___ EXERCISE INPUTS

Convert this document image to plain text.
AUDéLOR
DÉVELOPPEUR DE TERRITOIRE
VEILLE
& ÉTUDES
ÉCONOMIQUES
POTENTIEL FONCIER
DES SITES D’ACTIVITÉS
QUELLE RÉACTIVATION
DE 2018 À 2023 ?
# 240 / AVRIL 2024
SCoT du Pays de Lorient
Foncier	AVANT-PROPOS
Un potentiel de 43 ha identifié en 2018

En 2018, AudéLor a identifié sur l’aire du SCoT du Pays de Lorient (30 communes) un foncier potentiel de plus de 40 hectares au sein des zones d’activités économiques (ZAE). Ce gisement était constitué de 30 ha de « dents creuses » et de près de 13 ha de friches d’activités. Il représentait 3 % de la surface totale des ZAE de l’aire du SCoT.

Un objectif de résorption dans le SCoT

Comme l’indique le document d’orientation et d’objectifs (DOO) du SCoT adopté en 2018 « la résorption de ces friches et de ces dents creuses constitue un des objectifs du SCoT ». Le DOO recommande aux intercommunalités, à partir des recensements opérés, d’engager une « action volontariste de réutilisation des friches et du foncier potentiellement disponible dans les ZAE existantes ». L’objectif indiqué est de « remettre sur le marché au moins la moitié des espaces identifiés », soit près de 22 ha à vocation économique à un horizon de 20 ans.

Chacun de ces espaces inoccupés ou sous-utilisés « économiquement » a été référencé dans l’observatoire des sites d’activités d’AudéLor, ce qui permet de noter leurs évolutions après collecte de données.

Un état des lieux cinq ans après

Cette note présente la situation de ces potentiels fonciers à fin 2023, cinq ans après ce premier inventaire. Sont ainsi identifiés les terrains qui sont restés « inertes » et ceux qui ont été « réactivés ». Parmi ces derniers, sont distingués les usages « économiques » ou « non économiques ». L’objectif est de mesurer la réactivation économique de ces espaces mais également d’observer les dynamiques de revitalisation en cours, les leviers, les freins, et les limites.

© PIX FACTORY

______

PROBLEM STATEMENT: Write every line of the material above again, exactly.

RESULT OF THE EXERCISE:
Convert this document image to plain text.
AUDéLOR
DÉVELOPPEUR DE TERRITOIRE
VEILLE
& ÉTUDES
ÉCONOMIQUES
POTENTIEL FONCIER
DES SITES D’ACTIVITÉS
QUELLE RÉACTIVATION
DE 2018 À 2023 ?
# 240 / AVRIL 2024
SCoT du Pays de Lorient
Foncier	AVANT-PROPOS
Un potentiel de 43 ha identifié en 2018

En 2018, AudéLor a identifié sur l’aire du SCoT du Pays de Lorient (30 communes) un foncier potentiel de plus de 40 hectares au sein des zones d’activités économiques (ZAE). Ce gisement était constitué de 30 ha de « dents creuses » et de près de 13 ha de friches d’activités. Il représentait 3 % de la surface totale des ZAE de l’aire du SCoT.

Un objectif de résorption dans le SCoT

Comme l’indique le document d’orientation et d’objectifs (DOO) du SCoT adopté en 2018 « la résorption de ces friches et de ces dents creuses constitue un des objectifs du SCoT ». Le DOO recommande aux intercommunalités, à partir des recensements opérés, d’engager une « action volontariste de réutilisation des friches et du foncier potentiellement disponible dans les ZAE existantes ». L’objectif indiqué est de « remettre sur le marché au moins la moitié des espaces identifiés », soit près de 22 ha à vocation économique à un horizon de 20 ans.

Chacun de ces espaces inoccupés ou sous-utilisés « économiquement » a été référencé dans l’observatoire des sites d’activités d’AudéLor, ce qui permet de noter leurs évolutions après collecte de données.

Un état des lieux cinq ans après

Cette note présente la situation de ces potentiels fonciers à fin 2023, cinq ans après ce premier inventaire. Sont ainsi identifiés les terrains qui sont restés « inertes » et ceux qui ont été « réactivés ». Parmi ces derniers, sont distingués les usages « économiques » ou « non économiques ». L’objectif est de mesurer la réactivation économique de ces espaces mais également d’observer les dynamiques de revitalisation en cours, les leviers, les freins, et les limites.

© PIX FACTORY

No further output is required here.